%%

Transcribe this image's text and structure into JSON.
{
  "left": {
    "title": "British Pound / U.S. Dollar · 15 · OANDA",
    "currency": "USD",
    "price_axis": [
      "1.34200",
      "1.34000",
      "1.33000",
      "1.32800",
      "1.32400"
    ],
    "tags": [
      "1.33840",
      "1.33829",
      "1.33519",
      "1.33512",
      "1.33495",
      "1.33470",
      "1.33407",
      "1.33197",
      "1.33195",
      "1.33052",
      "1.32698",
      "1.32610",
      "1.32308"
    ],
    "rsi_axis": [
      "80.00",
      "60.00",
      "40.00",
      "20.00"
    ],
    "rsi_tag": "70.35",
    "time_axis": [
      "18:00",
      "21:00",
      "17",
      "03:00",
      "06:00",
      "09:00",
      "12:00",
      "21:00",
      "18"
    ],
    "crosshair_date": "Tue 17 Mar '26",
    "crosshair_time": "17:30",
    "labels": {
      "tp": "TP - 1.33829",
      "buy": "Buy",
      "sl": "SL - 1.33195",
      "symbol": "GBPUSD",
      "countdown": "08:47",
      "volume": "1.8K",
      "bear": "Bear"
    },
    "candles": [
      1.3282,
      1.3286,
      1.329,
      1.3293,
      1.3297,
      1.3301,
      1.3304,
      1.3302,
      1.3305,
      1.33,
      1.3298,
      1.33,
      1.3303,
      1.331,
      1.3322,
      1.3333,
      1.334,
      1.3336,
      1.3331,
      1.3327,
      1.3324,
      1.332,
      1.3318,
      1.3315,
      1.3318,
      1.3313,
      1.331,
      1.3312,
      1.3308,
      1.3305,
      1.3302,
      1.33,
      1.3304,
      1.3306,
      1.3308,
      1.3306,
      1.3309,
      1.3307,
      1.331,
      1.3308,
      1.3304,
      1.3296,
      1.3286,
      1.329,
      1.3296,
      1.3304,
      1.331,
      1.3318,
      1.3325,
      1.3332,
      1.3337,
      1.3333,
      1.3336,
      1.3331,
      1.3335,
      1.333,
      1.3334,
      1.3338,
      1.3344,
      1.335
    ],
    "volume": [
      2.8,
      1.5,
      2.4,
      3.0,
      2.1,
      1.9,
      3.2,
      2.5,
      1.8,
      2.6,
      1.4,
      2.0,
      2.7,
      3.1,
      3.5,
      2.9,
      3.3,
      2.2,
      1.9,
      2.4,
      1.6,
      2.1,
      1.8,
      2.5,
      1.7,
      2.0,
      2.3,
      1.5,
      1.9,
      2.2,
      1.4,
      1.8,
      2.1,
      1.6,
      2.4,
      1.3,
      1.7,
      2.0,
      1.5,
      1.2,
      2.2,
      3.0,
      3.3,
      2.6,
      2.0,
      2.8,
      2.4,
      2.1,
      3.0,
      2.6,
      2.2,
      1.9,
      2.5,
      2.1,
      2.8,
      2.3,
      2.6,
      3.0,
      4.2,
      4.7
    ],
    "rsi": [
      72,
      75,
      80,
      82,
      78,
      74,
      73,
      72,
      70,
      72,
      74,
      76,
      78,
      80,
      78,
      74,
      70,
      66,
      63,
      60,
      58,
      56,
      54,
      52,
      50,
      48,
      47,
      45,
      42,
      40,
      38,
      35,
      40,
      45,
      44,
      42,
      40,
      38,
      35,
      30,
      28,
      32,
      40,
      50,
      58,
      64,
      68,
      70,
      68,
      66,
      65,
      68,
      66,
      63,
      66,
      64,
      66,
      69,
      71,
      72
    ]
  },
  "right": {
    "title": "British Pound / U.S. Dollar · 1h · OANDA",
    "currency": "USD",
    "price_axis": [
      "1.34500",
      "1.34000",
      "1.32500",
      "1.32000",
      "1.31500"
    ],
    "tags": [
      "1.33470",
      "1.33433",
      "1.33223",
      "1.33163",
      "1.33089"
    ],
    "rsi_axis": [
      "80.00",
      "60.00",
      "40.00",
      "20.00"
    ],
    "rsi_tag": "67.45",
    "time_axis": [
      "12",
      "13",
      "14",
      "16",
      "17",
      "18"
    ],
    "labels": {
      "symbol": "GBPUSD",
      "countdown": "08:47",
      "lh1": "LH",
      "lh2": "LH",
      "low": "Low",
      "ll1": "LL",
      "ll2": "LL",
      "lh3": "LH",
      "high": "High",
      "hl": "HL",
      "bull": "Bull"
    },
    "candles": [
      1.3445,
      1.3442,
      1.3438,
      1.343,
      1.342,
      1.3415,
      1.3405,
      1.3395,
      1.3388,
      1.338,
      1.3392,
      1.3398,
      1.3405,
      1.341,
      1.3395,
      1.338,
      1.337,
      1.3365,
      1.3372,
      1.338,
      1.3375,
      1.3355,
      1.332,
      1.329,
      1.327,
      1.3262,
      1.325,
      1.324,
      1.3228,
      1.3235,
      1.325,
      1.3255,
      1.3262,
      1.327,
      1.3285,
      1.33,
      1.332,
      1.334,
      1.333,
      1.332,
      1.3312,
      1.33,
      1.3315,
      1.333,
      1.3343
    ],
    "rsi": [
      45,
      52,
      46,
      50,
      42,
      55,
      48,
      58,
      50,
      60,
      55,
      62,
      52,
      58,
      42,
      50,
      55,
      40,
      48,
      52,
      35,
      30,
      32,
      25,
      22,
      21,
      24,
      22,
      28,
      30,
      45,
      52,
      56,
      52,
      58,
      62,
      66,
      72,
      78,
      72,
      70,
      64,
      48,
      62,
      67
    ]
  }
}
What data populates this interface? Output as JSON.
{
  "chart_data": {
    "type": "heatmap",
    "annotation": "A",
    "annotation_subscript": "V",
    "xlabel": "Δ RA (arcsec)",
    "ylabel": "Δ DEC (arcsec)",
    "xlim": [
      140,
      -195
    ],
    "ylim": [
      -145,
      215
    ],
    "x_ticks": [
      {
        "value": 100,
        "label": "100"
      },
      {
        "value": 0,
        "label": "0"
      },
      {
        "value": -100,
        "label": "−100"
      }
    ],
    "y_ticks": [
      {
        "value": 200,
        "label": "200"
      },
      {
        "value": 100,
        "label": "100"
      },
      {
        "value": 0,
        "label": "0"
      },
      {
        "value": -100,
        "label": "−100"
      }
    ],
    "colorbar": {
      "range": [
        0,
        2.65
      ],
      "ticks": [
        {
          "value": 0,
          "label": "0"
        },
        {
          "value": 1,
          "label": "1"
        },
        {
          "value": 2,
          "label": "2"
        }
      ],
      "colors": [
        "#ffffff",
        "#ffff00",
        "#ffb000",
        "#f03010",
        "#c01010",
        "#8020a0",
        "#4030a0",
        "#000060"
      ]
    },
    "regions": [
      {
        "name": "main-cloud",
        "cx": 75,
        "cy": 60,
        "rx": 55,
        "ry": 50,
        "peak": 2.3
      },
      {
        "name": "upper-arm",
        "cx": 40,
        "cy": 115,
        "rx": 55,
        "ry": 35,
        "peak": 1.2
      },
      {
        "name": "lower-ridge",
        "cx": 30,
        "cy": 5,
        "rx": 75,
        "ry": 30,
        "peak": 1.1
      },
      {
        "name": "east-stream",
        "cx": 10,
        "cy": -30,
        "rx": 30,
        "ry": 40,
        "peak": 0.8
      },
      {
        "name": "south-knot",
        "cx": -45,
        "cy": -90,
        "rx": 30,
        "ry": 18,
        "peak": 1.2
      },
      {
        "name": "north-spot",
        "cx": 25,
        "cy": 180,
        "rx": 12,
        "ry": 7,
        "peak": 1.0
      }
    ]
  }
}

%%

Copy out each line in the preceding records that contains "value".

        "value": 100,
        "value": 0,
        "value": -100,
        "value": 200,
        "value": 100,
        "value": 0,
        "value": -100,
          "value": 0,
          "value": 1,
          "value": 2,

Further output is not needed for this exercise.